— begin Data shown —

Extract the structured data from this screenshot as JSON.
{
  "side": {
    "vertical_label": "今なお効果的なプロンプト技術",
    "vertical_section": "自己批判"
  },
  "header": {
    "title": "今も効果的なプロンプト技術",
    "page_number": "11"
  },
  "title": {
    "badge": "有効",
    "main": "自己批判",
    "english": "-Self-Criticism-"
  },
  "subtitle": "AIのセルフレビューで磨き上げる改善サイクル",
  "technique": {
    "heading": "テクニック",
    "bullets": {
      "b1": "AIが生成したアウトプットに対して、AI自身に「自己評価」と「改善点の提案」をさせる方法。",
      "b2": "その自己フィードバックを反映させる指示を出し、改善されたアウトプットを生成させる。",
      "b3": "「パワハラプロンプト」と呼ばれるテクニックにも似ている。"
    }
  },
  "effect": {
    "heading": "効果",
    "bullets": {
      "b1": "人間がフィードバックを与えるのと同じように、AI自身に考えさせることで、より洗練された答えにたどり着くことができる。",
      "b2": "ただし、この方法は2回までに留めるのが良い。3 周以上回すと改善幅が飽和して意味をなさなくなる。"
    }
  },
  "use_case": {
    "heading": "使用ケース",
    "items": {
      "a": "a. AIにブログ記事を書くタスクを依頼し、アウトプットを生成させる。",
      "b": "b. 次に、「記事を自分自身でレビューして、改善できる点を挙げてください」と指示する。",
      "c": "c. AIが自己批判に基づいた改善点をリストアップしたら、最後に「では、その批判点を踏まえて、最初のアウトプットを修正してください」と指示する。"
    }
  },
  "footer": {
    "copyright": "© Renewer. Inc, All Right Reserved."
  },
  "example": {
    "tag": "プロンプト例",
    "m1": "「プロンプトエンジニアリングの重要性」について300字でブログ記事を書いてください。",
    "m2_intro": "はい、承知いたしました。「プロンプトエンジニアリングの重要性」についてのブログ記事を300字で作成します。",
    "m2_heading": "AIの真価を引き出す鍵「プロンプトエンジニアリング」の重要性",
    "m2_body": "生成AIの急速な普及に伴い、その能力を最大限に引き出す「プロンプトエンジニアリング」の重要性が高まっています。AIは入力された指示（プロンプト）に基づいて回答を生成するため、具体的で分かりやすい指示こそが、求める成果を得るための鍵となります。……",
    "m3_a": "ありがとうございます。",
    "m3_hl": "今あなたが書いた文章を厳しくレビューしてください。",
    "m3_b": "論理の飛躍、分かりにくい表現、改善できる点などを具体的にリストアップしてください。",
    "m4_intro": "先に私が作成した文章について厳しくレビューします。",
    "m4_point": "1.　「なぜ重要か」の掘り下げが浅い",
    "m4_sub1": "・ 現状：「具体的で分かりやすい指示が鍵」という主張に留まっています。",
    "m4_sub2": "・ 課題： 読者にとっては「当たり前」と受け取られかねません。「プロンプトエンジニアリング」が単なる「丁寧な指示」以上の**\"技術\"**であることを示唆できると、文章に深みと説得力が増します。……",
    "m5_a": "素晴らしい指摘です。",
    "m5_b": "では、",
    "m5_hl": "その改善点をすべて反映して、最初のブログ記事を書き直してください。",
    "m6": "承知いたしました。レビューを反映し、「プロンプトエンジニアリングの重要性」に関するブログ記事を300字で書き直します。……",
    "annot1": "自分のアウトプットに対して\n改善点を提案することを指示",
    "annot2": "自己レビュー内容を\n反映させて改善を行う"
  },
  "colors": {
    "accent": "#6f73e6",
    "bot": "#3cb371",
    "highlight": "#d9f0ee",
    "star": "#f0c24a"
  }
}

— end Data shown —

# Exercise goal
In the entries above, identify every line with the word "プロンプトエンジニアリングの重要性". Copy those lines.

# Response to this exercise
    "m1": "「プロンプトエンジニアリングの重要性」について300字でブログ記事を書いてください。",
    "m2_intro": "はい、承知いたしました。「プロンプトエンジニアリングの重要性」についてのブログ記事を300字で作成します。",
    "m6": "承知いたしました。レビューを反映し、「プロンプトエンジニアリングの重要性」に関するブログ記事を300字で書き直します。……",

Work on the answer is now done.